* [What is needed]:
Locate the line that contains "Output a JSON". Retype it and every line after it to the end of the records, exactly, but not the pictures.

* [Provided information]:
· · ·
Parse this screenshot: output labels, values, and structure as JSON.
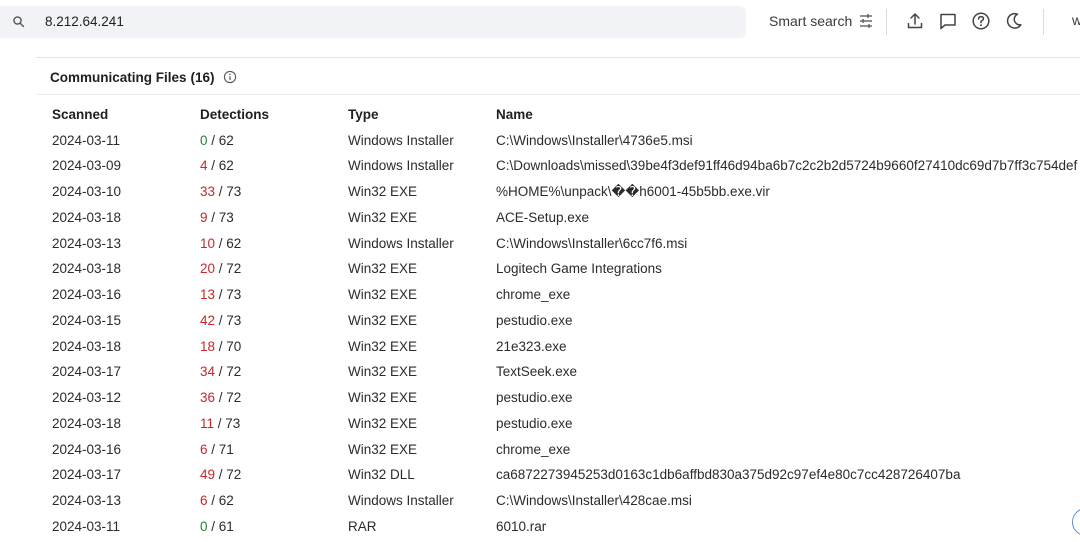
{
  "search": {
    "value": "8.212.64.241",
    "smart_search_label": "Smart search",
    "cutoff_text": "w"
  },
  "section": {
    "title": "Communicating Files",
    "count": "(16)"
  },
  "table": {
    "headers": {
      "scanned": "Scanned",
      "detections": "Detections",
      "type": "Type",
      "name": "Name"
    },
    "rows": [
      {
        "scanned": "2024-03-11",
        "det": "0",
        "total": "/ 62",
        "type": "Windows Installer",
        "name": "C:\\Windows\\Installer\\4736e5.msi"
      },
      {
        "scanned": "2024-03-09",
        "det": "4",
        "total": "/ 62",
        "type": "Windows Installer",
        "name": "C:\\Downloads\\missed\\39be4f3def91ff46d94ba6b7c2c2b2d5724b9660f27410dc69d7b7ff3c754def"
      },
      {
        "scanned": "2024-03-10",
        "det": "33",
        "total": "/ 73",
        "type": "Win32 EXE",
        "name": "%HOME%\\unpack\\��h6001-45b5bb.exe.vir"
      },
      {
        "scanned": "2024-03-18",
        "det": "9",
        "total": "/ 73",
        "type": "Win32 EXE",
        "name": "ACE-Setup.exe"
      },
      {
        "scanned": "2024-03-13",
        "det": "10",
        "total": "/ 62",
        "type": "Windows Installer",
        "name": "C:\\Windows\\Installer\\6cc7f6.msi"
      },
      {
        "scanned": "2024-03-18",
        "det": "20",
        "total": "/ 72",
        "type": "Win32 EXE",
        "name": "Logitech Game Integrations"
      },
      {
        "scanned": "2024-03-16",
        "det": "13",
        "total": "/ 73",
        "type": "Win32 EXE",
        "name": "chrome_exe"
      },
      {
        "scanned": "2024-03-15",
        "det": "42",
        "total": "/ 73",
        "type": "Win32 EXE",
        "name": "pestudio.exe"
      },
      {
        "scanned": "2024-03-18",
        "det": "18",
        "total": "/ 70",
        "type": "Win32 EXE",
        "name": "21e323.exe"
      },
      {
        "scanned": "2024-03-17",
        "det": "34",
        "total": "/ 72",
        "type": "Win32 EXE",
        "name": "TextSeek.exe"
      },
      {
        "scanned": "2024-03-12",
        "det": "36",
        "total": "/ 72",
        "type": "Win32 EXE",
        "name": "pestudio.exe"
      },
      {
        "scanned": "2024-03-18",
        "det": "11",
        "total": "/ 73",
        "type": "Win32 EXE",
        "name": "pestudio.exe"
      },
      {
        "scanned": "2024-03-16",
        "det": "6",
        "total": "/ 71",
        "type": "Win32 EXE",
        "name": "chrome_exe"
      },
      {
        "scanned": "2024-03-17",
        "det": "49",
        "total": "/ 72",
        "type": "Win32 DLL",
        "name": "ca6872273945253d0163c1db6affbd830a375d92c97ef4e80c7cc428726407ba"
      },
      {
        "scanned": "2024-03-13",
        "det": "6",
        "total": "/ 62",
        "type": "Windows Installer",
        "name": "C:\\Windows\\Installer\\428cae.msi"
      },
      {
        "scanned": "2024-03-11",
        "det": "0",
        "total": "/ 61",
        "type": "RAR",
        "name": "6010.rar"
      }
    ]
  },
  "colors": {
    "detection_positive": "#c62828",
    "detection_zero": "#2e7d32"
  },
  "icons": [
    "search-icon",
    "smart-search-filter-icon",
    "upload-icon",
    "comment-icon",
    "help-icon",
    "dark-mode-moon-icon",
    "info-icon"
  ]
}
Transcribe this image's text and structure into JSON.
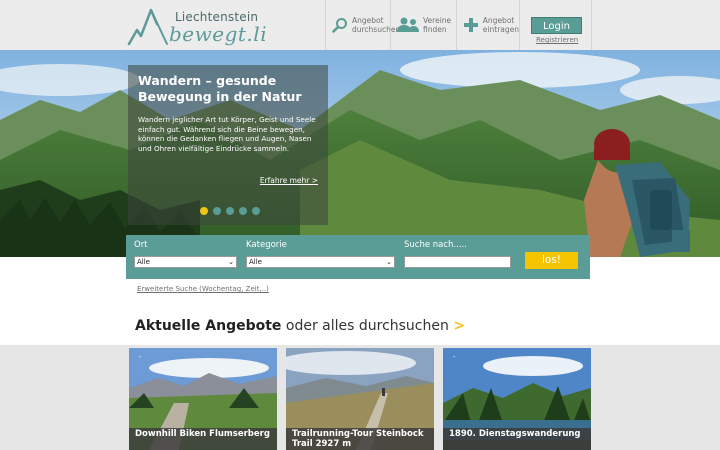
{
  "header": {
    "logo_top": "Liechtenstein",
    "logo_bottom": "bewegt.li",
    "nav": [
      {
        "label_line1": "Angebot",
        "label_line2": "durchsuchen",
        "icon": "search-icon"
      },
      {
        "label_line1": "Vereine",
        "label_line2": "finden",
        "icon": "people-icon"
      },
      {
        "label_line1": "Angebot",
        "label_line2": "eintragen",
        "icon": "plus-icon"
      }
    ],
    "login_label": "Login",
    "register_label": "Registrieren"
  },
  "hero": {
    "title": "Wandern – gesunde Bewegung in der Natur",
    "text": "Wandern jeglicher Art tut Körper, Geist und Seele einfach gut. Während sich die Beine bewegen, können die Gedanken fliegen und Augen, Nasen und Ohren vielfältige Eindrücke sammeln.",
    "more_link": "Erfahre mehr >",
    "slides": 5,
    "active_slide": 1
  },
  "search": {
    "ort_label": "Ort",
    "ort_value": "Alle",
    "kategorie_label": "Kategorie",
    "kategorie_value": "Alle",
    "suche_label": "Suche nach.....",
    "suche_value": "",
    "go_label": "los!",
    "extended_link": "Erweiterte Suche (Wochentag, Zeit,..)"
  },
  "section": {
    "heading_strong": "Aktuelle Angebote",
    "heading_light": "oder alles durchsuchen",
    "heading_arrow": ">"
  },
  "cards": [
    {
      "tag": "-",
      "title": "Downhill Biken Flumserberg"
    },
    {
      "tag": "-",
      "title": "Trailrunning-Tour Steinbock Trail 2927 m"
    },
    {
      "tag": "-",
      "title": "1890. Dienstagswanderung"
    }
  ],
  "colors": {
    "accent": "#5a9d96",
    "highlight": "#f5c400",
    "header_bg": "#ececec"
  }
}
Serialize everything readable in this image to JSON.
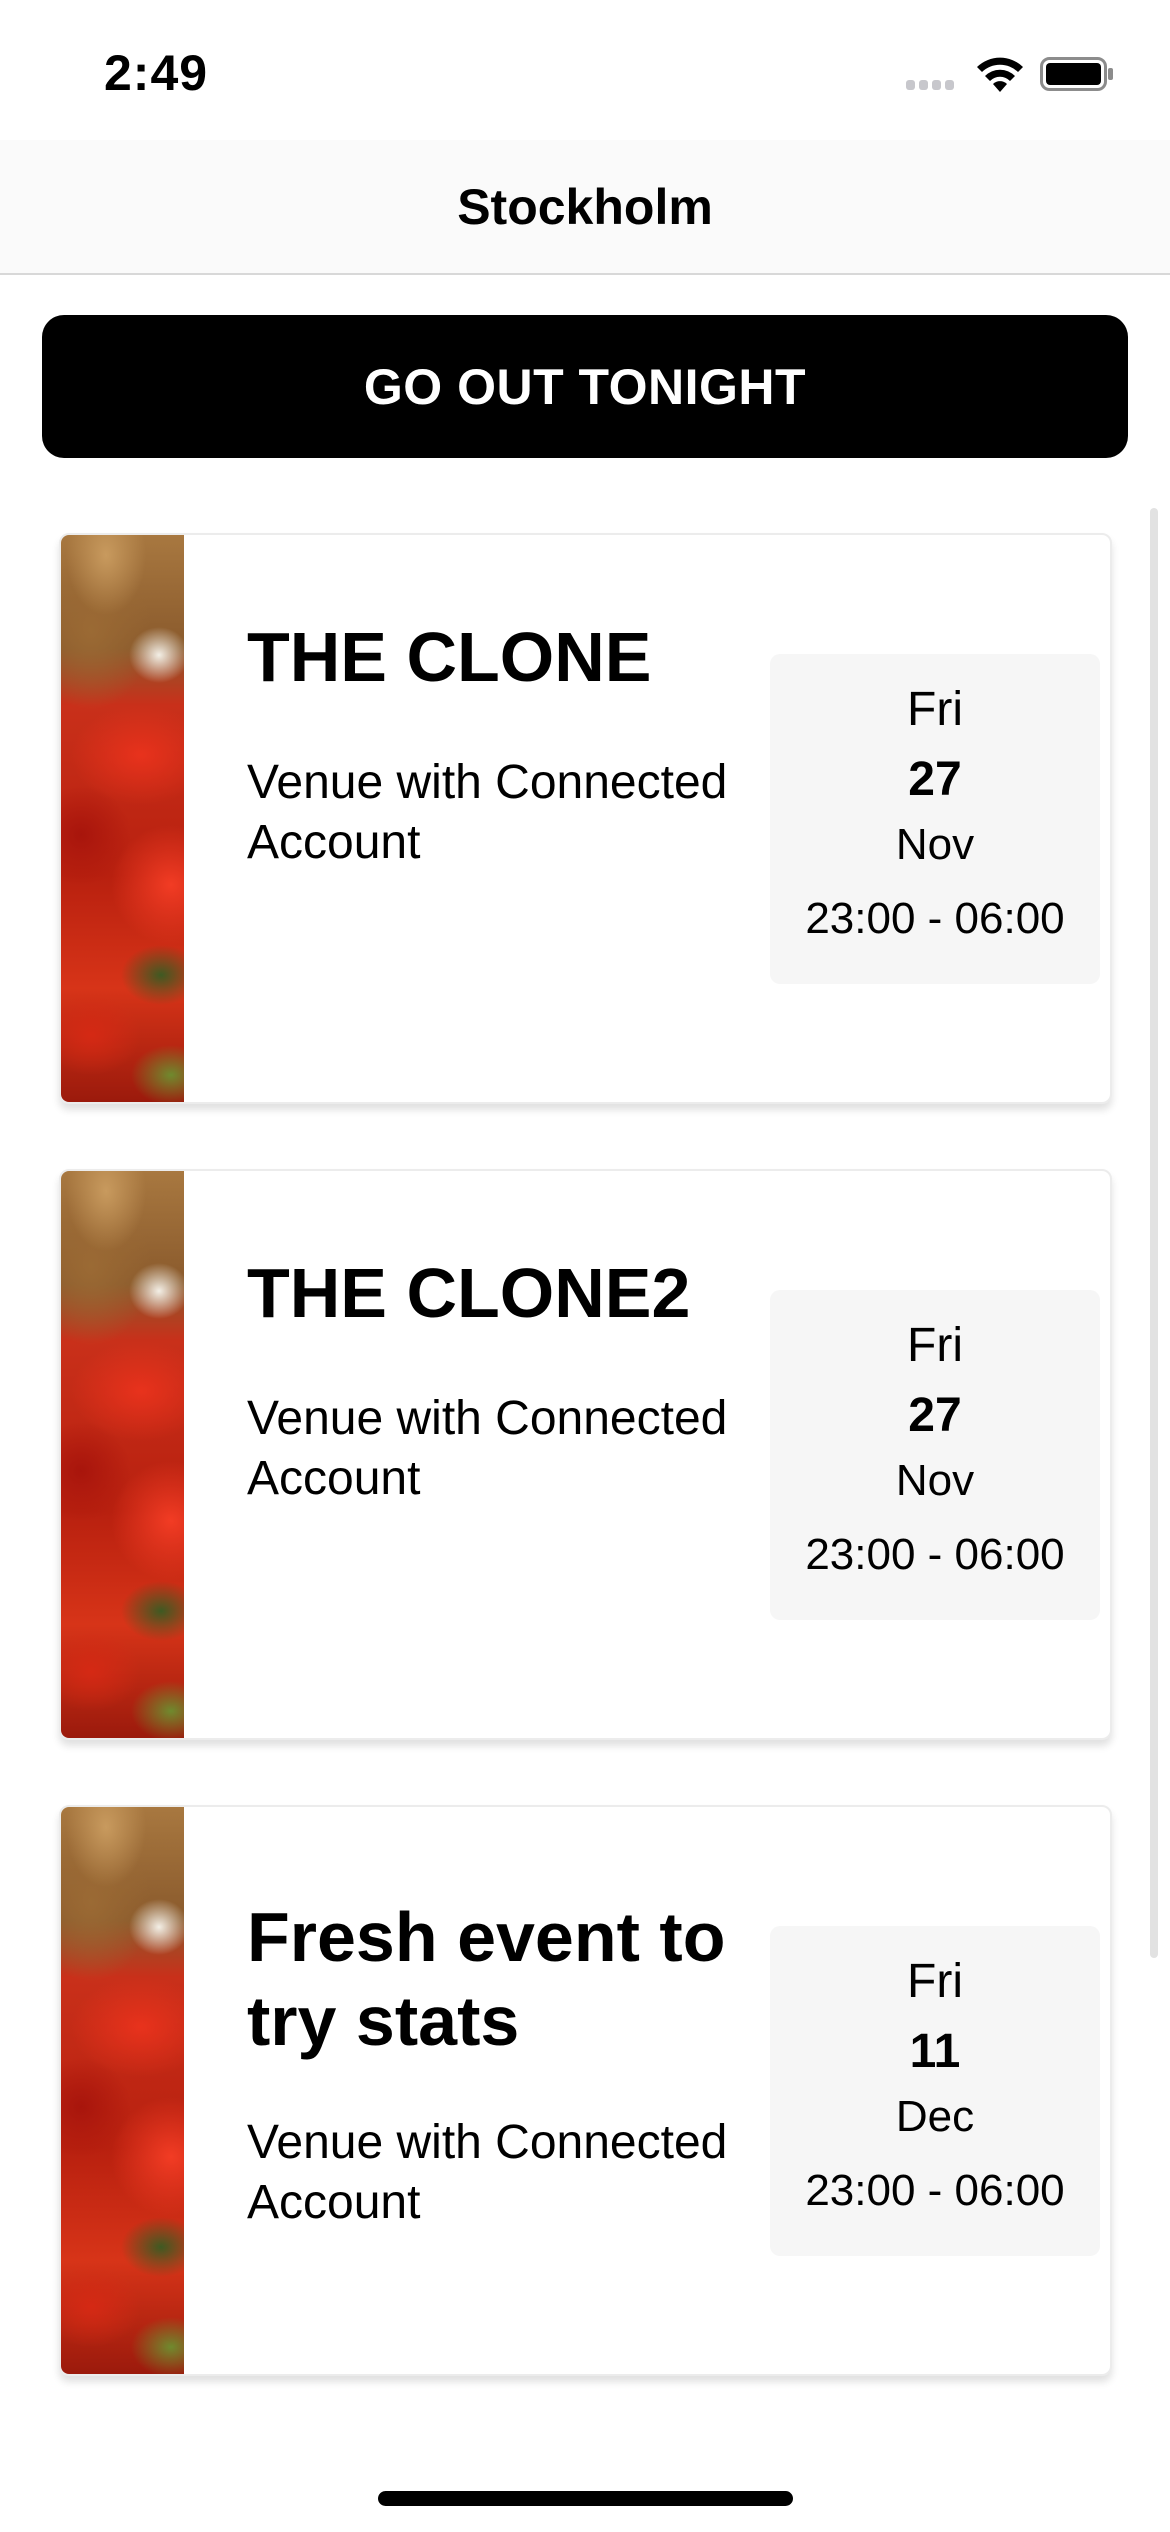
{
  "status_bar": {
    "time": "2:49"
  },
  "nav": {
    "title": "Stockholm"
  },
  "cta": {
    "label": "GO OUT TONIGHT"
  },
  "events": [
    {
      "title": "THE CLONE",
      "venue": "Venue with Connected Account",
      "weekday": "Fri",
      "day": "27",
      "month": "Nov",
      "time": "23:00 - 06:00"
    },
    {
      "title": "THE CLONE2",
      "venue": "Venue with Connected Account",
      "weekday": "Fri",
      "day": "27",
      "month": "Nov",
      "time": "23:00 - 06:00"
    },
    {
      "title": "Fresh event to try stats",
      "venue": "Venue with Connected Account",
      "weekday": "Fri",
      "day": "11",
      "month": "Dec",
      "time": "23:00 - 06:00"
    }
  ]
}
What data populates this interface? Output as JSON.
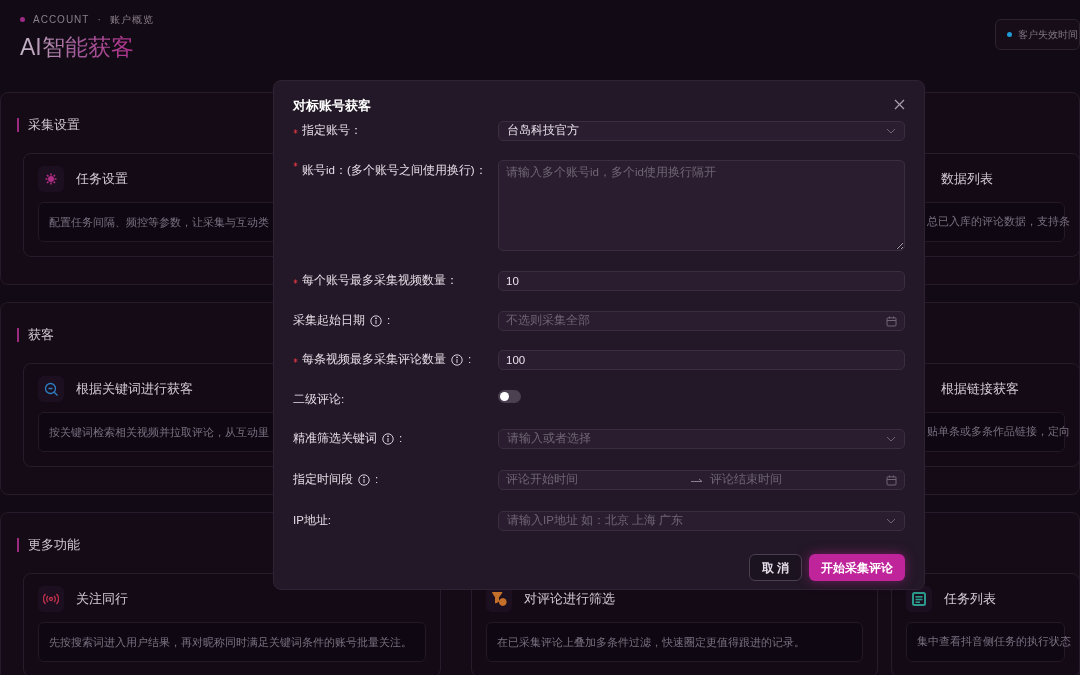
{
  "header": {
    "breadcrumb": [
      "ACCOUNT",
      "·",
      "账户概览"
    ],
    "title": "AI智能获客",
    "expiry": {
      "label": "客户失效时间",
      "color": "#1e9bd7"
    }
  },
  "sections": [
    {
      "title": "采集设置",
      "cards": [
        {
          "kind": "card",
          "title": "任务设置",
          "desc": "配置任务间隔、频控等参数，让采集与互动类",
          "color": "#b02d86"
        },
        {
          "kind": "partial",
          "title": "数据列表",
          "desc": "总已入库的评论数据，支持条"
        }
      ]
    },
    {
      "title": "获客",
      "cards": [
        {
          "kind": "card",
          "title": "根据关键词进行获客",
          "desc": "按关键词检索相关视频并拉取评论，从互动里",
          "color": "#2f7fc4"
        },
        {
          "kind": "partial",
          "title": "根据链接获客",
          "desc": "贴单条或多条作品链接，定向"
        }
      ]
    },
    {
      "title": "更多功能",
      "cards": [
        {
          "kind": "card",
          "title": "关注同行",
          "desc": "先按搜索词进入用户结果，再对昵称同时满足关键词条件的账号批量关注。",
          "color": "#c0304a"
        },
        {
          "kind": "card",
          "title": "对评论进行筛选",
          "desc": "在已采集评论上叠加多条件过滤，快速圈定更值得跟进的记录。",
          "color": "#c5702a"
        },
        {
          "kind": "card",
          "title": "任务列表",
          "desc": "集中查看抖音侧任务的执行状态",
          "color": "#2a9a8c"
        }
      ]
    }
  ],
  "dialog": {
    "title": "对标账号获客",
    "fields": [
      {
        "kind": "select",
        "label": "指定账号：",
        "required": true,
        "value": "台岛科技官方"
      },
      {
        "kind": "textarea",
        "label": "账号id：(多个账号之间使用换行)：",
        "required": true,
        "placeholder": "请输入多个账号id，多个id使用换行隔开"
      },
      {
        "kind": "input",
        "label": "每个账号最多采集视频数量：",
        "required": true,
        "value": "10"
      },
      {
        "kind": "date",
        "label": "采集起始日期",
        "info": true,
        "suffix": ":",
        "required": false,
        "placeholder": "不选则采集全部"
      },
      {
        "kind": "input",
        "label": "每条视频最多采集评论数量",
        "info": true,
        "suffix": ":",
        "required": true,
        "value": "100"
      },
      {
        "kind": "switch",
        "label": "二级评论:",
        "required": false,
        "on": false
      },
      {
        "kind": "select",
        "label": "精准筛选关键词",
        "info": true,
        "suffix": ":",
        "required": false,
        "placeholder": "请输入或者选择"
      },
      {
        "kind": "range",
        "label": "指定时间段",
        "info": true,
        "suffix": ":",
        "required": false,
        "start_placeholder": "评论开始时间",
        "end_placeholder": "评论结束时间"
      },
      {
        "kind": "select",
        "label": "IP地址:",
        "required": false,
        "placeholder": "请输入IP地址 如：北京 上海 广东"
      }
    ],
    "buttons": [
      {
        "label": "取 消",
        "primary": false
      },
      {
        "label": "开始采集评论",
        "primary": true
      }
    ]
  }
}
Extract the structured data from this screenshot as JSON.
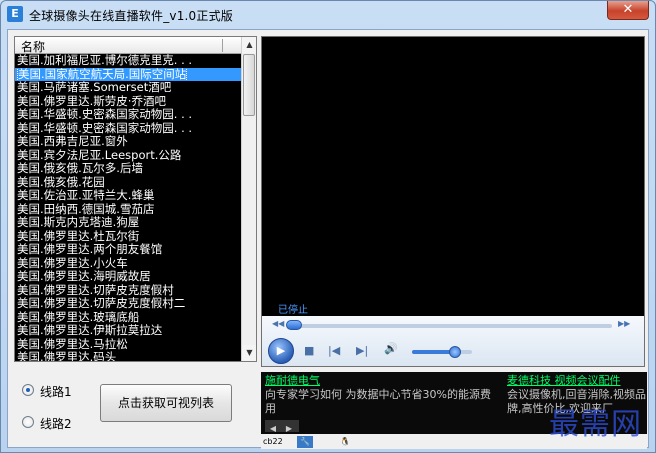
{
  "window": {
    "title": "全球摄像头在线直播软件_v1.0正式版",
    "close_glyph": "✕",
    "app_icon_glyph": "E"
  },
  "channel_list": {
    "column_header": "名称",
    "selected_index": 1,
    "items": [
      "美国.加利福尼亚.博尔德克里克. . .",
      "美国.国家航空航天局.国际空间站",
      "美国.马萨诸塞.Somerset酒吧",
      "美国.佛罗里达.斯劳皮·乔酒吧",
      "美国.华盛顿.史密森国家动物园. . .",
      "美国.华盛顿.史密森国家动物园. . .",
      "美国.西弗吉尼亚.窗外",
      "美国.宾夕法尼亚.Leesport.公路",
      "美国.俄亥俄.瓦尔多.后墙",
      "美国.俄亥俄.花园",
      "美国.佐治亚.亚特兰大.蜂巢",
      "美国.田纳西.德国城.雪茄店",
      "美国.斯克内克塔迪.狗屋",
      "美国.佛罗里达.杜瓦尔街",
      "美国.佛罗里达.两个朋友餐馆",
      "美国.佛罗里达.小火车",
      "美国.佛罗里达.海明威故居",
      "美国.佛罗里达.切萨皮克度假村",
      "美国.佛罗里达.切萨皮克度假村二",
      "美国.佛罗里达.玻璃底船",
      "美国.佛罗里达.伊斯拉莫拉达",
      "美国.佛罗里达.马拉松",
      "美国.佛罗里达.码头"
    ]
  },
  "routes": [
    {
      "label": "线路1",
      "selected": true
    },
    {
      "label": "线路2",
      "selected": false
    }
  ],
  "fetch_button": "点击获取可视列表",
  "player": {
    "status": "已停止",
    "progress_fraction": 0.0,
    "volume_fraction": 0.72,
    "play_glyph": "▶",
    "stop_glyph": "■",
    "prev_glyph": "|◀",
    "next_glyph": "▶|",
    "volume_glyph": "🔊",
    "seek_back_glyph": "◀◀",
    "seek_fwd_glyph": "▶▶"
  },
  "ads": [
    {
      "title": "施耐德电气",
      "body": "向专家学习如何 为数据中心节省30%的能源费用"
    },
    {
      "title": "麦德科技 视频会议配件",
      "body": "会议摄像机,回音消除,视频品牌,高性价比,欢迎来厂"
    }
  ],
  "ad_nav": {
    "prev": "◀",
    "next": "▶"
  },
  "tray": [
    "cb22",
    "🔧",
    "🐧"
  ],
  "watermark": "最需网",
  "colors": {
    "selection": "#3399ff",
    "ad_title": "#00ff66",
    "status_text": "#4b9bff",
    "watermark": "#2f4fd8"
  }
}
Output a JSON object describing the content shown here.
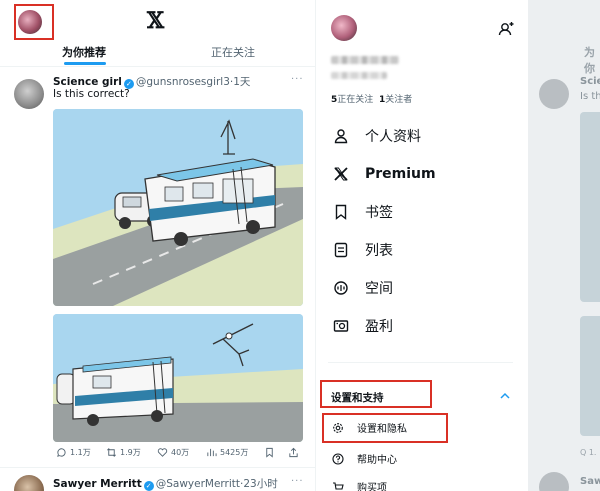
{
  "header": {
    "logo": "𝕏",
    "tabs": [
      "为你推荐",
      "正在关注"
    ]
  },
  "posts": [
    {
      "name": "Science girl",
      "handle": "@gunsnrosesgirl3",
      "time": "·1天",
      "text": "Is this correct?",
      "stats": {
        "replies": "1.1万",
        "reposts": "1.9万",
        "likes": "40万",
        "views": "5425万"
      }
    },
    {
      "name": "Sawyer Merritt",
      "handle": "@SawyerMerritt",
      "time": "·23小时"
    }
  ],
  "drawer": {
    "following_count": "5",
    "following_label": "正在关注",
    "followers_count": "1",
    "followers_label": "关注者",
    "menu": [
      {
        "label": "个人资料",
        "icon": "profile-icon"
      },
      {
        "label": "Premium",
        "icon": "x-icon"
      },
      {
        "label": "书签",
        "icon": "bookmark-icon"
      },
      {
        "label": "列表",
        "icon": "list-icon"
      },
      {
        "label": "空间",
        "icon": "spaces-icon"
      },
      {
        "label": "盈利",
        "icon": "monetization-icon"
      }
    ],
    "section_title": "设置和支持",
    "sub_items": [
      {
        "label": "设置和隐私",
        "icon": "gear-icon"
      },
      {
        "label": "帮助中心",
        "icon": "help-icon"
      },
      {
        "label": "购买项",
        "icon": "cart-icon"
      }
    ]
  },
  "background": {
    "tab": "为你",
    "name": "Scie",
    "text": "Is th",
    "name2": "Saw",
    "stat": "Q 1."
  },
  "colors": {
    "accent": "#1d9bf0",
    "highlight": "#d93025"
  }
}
· · ·
* [Solution to this task]:
Output a JSON object describing the content shown here.
{
  "header": {
    "logo": "𝕏",
    "tabs": [
      "为你推荐",
      "正在关注"
    ]
  },
  "posts": [
    {
      "name": "Science girl",
      "handle": "@gunsnrosesgirl3",
      "time": "·1天",
      "text": "Is this correct?",
      "stats": {
        "replies": "1.1万",
        "reposts": "1.9万",
        "likes": "40万",
        "views": "5425万"
      }
    },
    {
      "name": "Sawyer Merritt",
      "handle": "@SawyerMerritt",
      "time": "·23小时"
    }
  ],
  "drawer": {
    "following_count": "5",
    "following_label": "正在关注",
    "followers_count": "1",
    "followers_label": "关注者",
    "menu": [
      {
        "label": "个人资料",
        "icon": "profile-icon"
      },
      {
        "label": "Premium",
        "icon": "x-icon"
      },
      {
        "label": "书签",
        "icon": "bookmark-icon"
      },
      {
        "label": "列表",
        "icon": "list-icon"
      },
      {
        "label": "空间",
        "icon": "spaces-icon"
      },
      {
        "label": "盈利",
        "icon": "monetization-icon"
      }
    ],
    "section_title": "设置和支持",
    "sub_items": [
      {
        "label": "设置和隐私",
        "icon": "gear-icon"
      },
      {
        "label": "帮助中心",
        "icon": "help-icon"
      },
      {
        "label": "购买项",
        "icon": "cart-icon"
      }
    ]
  },
  "background": {
    "tab": "为你",
    "name": "Scie",
    "text": "Is th",
    "name2": "Saw",
    "stat": "Q 1."
  },
  "colors": {
    "accent": "#1d9bf0",
    "highlight": "#d93025"
  }
}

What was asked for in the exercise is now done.